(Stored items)

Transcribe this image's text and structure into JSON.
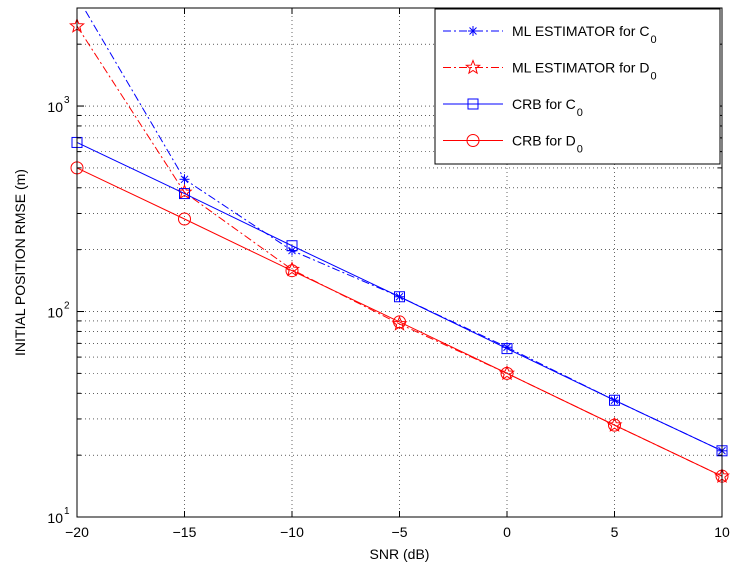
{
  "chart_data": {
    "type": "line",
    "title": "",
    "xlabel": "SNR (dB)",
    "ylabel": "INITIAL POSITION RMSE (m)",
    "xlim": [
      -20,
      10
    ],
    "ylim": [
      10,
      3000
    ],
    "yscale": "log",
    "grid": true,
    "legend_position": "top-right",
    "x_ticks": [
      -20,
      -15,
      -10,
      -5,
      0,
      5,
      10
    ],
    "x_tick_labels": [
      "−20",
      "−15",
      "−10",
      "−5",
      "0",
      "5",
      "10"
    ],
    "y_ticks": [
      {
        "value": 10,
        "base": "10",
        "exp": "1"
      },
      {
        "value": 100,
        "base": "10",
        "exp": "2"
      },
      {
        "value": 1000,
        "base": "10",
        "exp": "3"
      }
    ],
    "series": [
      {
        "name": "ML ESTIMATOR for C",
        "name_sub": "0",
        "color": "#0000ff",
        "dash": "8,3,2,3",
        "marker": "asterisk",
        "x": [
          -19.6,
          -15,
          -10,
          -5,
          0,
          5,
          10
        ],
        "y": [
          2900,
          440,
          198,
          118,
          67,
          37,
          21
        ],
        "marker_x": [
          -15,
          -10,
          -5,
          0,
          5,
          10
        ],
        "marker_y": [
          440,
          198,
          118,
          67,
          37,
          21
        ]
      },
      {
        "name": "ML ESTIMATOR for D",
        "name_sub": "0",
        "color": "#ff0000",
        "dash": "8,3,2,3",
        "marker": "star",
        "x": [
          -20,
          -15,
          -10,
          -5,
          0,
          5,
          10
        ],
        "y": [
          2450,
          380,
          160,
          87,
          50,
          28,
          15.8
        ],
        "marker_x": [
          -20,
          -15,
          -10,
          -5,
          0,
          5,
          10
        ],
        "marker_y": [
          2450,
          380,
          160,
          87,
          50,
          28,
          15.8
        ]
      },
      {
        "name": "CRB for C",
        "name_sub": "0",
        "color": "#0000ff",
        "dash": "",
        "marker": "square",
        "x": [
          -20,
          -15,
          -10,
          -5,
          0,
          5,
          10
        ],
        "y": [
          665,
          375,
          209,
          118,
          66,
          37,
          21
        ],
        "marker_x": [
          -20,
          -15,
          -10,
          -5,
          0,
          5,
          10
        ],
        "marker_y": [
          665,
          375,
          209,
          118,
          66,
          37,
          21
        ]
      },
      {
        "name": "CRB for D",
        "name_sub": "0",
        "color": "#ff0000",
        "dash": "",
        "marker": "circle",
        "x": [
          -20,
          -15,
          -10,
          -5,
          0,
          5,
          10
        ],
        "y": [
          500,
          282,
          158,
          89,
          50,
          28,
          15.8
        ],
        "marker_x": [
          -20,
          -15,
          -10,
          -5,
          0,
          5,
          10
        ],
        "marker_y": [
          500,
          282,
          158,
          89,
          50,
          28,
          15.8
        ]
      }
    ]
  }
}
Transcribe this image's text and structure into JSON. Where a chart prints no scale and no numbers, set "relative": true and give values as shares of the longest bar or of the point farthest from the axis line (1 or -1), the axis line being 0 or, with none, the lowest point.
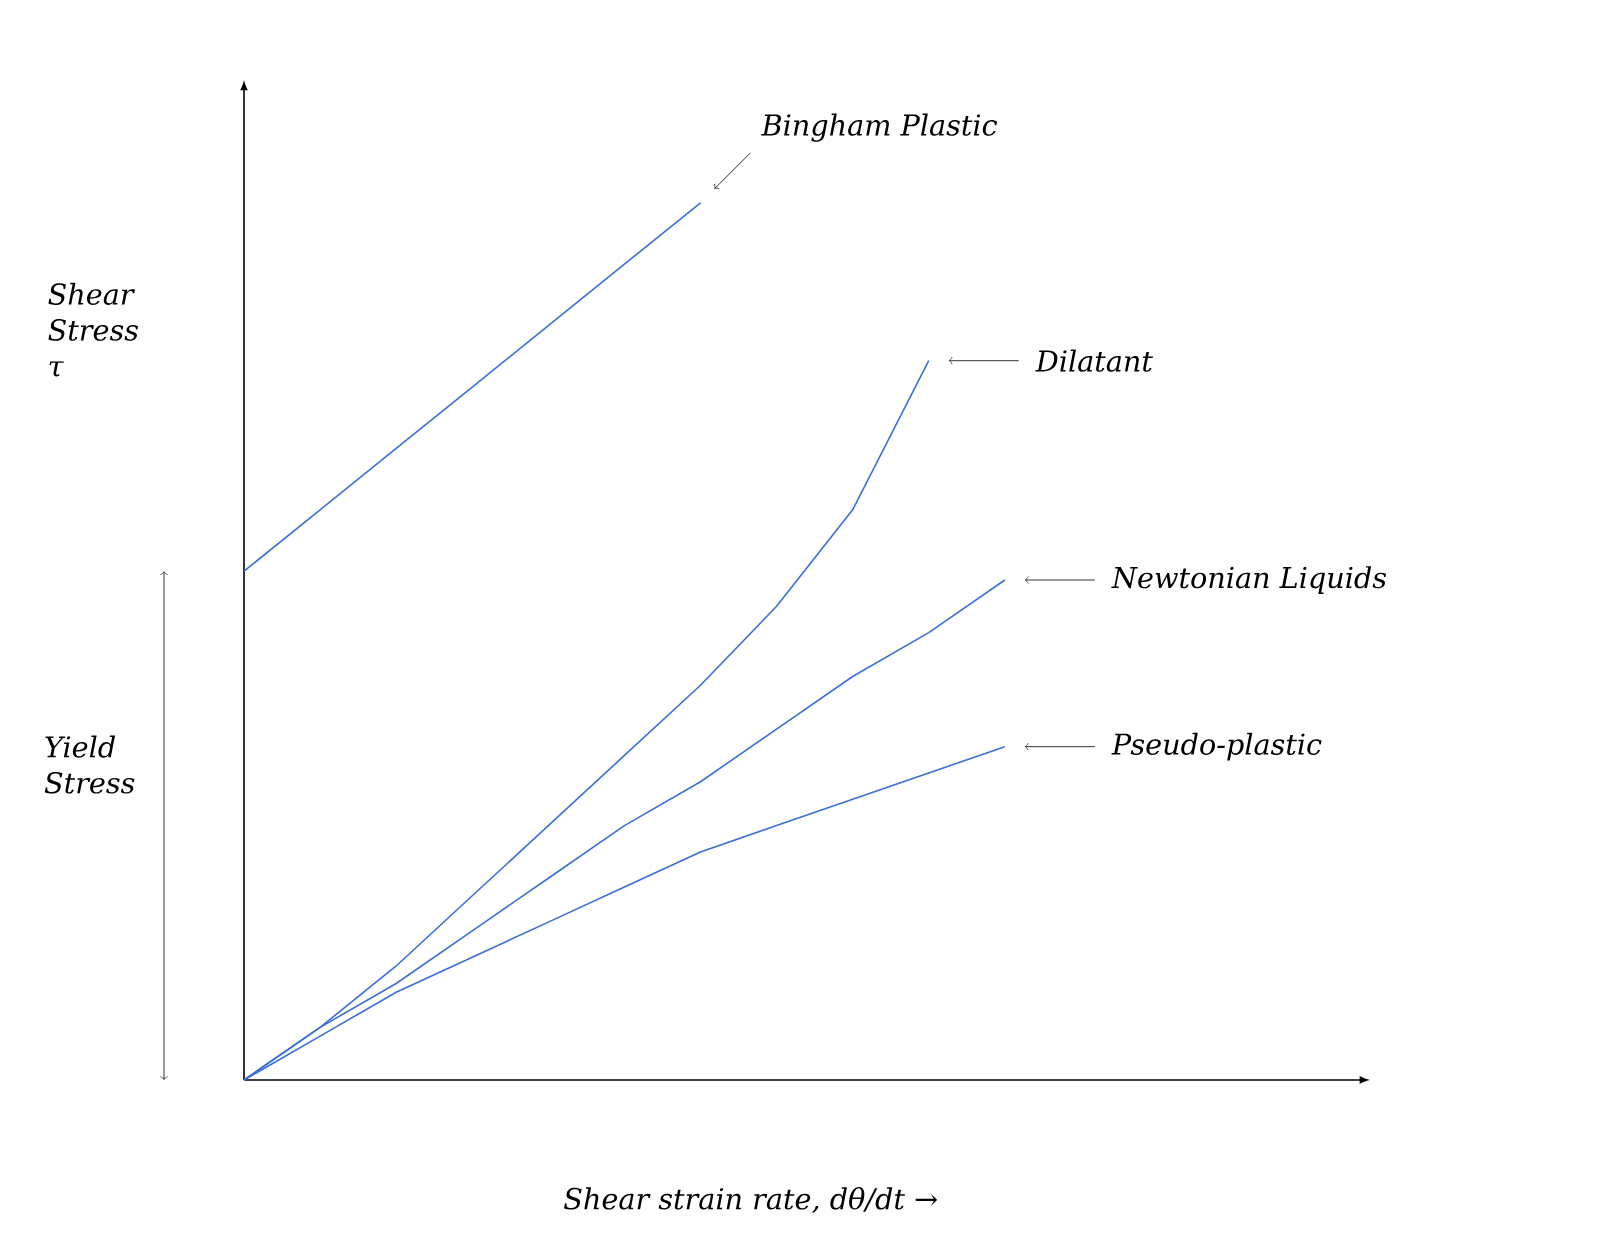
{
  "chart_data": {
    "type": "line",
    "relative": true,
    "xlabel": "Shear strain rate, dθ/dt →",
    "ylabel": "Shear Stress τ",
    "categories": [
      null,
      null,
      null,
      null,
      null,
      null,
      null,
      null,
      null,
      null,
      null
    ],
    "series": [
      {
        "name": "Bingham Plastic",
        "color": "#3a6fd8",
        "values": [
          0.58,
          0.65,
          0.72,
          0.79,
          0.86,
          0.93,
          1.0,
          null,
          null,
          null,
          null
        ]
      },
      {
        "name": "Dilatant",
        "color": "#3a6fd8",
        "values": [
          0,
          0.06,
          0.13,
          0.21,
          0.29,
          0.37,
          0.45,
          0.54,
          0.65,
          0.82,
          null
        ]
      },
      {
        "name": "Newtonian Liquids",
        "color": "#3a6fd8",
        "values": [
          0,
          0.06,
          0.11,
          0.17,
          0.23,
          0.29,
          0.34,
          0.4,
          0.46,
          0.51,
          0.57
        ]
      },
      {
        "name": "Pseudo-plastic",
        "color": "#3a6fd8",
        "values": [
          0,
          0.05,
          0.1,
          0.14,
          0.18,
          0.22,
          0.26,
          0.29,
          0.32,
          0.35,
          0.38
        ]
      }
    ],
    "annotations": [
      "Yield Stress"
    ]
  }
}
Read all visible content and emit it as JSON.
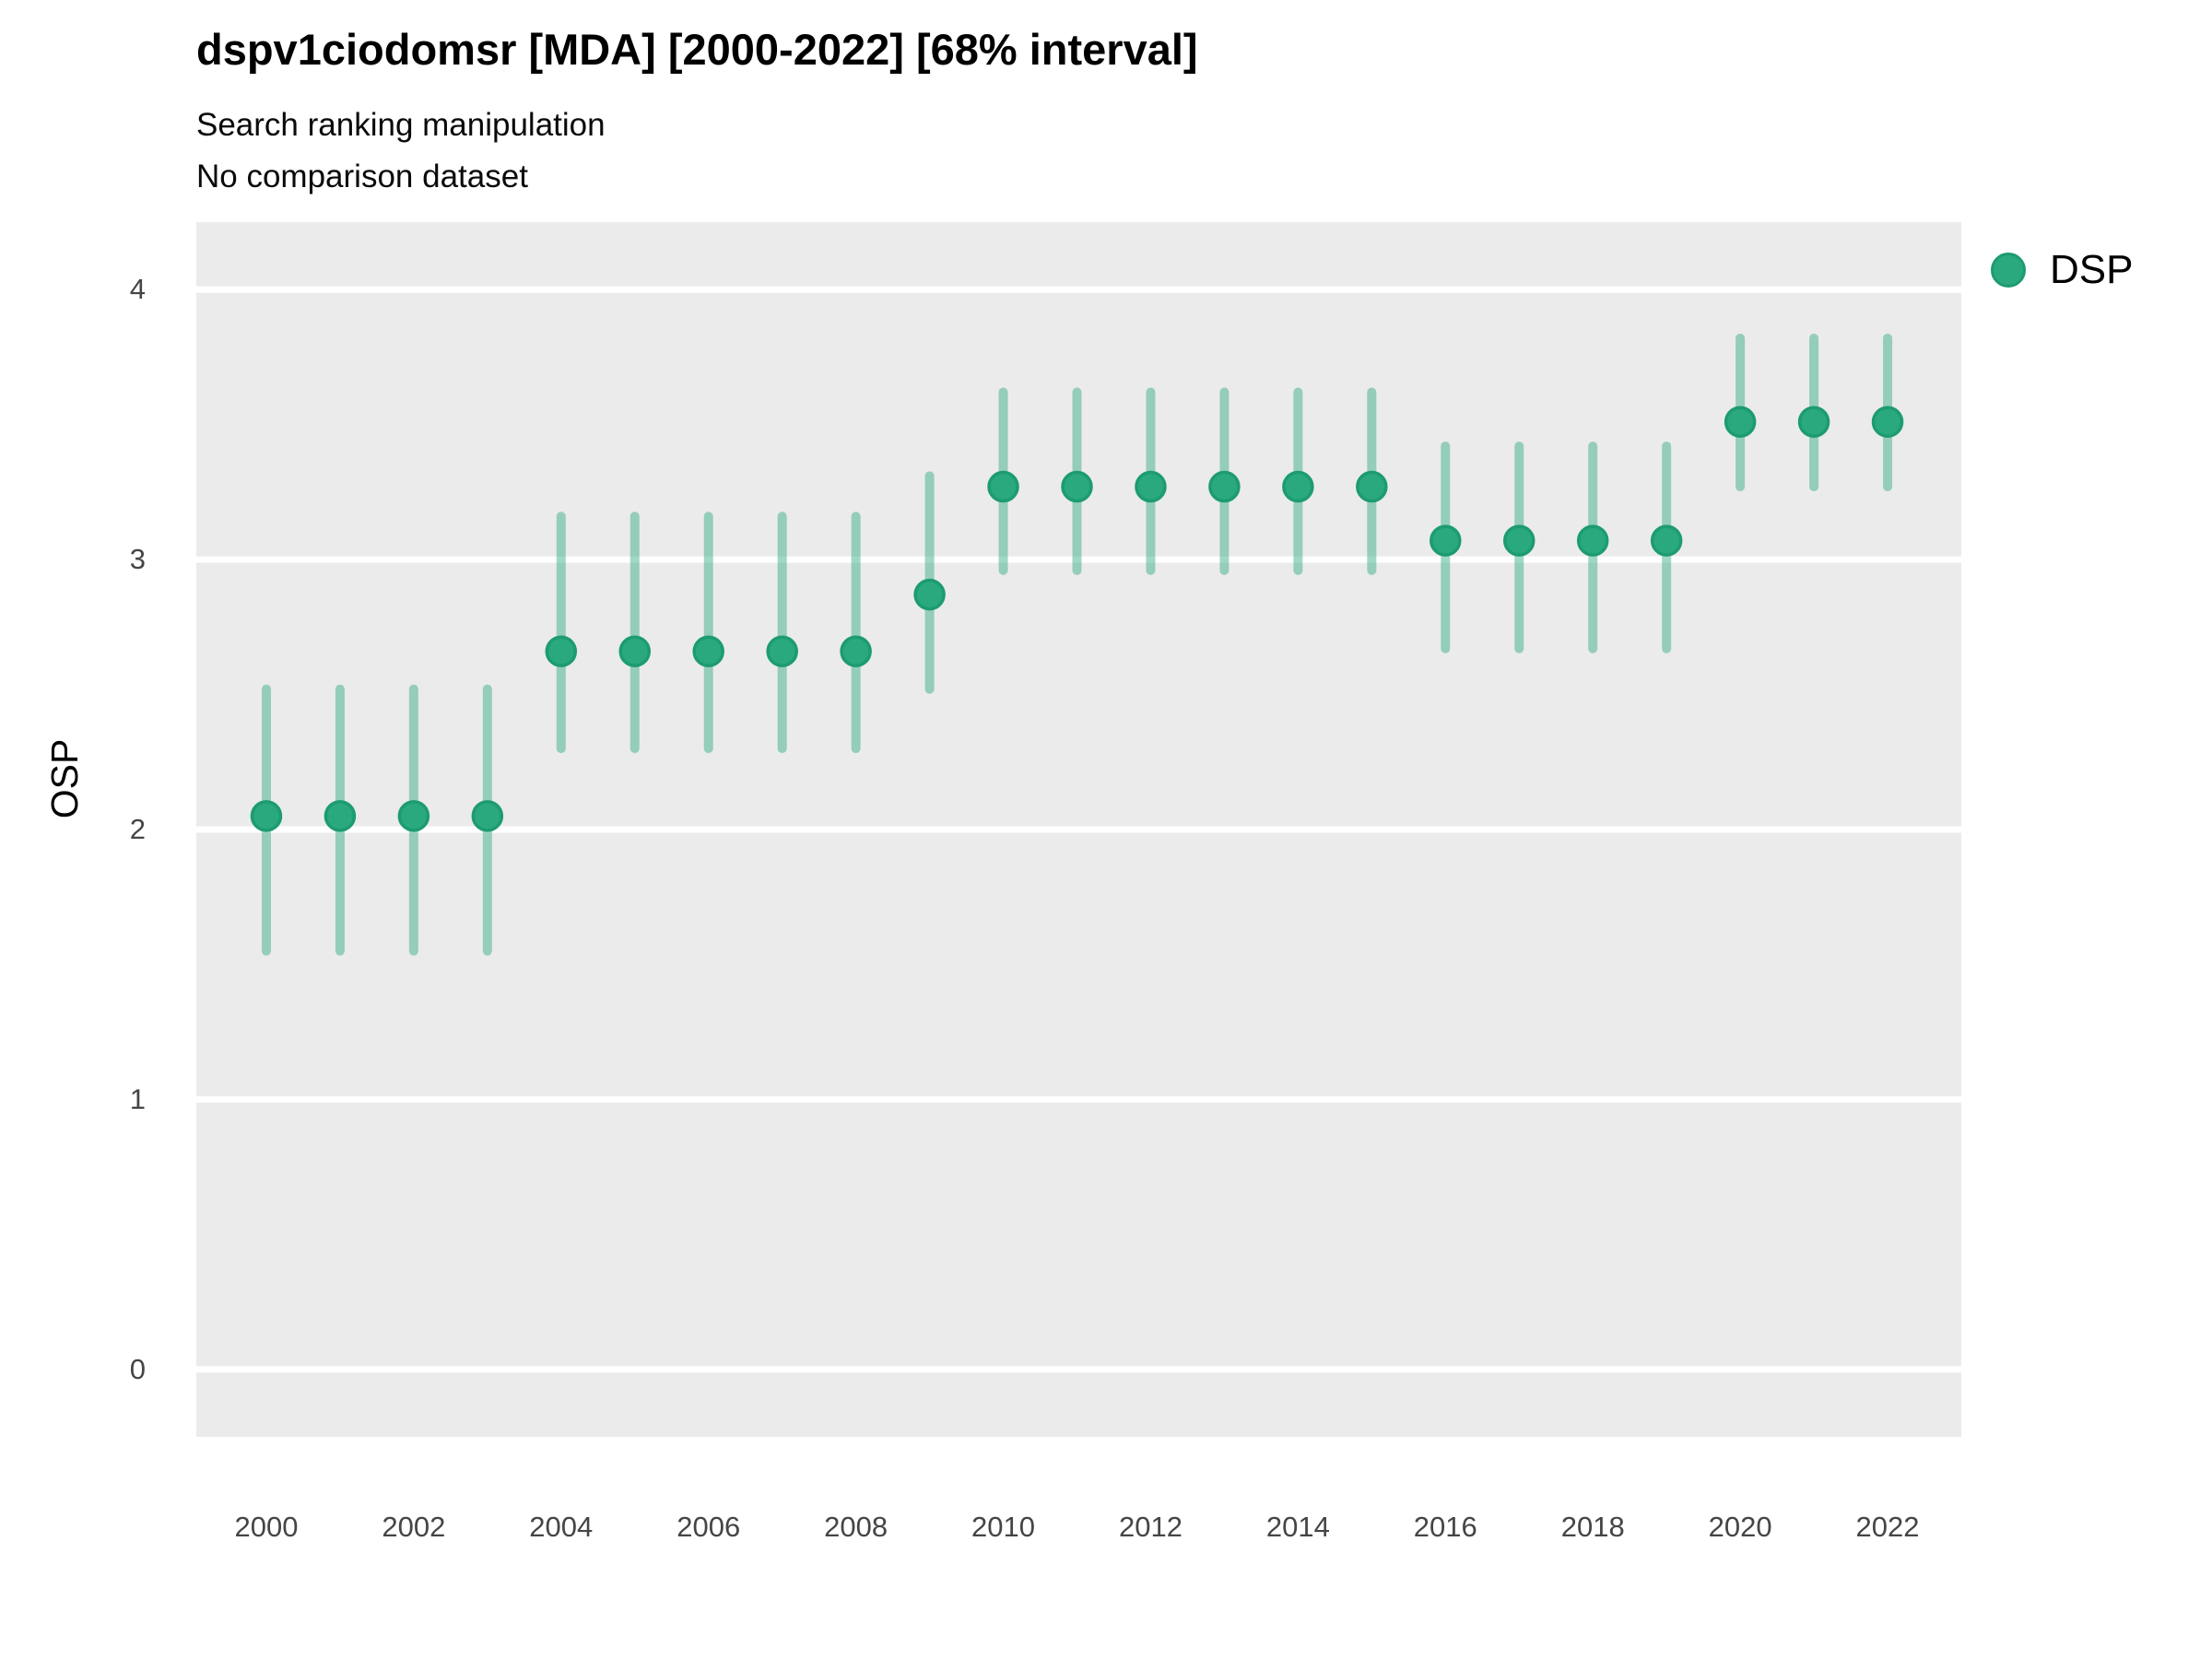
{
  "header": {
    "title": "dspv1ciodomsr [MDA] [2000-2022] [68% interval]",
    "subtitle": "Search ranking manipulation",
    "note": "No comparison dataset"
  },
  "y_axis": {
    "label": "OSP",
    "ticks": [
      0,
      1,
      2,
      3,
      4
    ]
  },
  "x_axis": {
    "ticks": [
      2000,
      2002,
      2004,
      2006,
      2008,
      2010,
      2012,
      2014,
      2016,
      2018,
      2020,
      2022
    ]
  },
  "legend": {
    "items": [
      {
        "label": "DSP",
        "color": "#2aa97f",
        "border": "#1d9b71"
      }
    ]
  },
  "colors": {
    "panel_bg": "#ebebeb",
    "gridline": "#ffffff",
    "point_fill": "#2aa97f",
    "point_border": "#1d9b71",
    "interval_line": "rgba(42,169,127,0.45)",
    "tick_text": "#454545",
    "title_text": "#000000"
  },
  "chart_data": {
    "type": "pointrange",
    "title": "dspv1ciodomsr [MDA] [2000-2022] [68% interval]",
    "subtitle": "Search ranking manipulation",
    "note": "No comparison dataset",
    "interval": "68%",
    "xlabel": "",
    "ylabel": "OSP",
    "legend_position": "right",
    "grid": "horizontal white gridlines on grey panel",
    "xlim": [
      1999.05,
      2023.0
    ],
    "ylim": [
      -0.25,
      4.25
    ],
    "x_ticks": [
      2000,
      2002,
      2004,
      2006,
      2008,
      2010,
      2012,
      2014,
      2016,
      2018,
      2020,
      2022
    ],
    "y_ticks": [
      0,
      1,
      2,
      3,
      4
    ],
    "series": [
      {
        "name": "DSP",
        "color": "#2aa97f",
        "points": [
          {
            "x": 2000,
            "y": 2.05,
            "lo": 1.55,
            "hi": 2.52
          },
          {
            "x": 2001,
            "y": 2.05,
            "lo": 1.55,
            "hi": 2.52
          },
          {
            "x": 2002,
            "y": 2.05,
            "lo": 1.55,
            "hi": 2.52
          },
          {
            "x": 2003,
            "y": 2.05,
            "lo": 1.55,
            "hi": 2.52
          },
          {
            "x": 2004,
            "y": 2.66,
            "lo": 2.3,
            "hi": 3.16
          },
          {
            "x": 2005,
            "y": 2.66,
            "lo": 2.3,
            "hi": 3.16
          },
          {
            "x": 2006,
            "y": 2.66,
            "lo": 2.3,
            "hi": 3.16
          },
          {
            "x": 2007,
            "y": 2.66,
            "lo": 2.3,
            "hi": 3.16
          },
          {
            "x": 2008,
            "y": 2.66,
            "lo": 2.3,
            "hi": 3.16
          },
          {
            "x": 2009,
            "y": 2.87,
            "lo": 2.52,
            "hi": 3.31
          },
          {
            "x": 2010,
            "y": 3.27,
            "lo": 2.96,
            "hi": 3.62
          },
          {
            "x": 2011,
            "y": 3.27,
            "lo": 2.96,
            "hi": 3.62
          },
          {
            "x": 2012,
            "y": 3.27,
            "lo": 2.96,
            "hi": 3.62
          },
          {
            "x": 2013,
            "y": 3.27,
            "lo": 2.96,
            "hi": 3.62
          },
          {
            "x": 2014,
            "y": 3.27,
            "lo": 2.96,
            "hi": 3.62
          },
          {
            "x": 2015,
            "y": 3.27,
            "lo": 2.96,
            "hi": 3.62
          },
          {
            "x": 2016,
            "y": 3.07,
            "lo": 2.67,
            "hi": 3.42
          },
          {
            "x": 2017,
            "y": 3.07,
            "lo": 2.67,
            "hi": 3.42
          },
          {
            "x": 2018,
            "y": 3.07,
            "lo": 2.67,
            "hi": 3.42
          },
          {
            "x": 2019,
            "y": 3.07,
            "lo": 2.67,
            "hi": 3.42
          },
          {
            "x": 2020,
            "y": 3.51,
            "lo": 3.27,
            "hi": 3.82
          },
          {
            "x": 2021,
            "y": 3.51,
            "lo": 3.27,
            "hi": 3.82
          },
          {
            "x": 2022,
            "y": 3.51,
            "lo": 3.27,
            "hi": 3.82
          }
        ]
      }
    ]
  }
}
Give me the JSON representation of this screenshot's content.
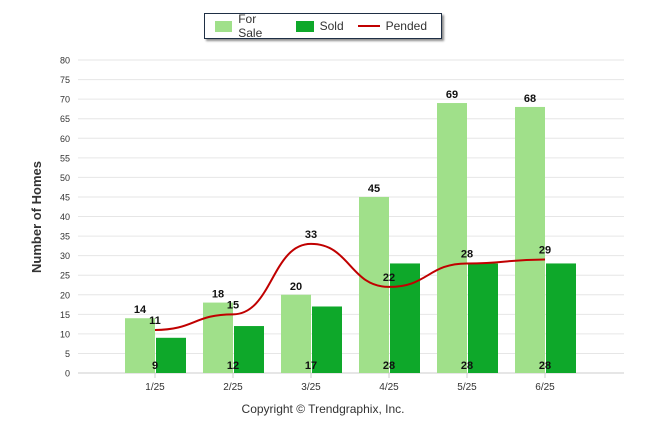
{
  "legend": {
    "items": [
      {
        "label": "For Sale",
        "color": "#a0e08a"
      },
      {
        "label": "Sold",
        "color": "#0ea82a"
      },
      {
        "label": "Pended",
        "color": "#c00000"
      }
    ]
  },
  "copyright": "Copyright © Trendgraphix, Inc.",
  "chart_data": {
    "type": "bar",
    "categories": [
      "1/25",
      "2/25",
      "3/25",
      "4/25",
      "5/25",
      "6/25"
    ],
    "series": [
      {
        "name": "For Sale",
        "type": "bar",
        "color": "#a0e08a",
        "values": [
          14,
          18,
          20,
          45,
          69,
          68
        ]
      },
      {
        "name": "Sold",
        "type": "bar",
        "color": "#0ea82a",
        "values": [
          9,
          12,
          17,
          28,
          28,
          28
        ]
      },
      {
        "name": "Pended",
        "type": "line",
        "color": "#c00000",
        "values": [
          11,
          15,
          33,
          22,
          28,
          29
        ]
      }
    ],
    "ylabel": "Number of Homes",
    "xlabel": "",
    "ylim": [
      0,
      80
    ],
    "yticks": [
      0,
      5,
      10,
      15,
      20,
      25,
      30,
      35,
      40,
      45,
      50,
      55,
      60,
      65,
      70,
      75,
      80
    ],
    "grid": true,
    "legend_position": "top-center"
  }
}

### YOUR OBJECTIVE
Count how many lines in the data contain the word "content", giving the number without comment.

### RESULT OF THE EXERCISE
2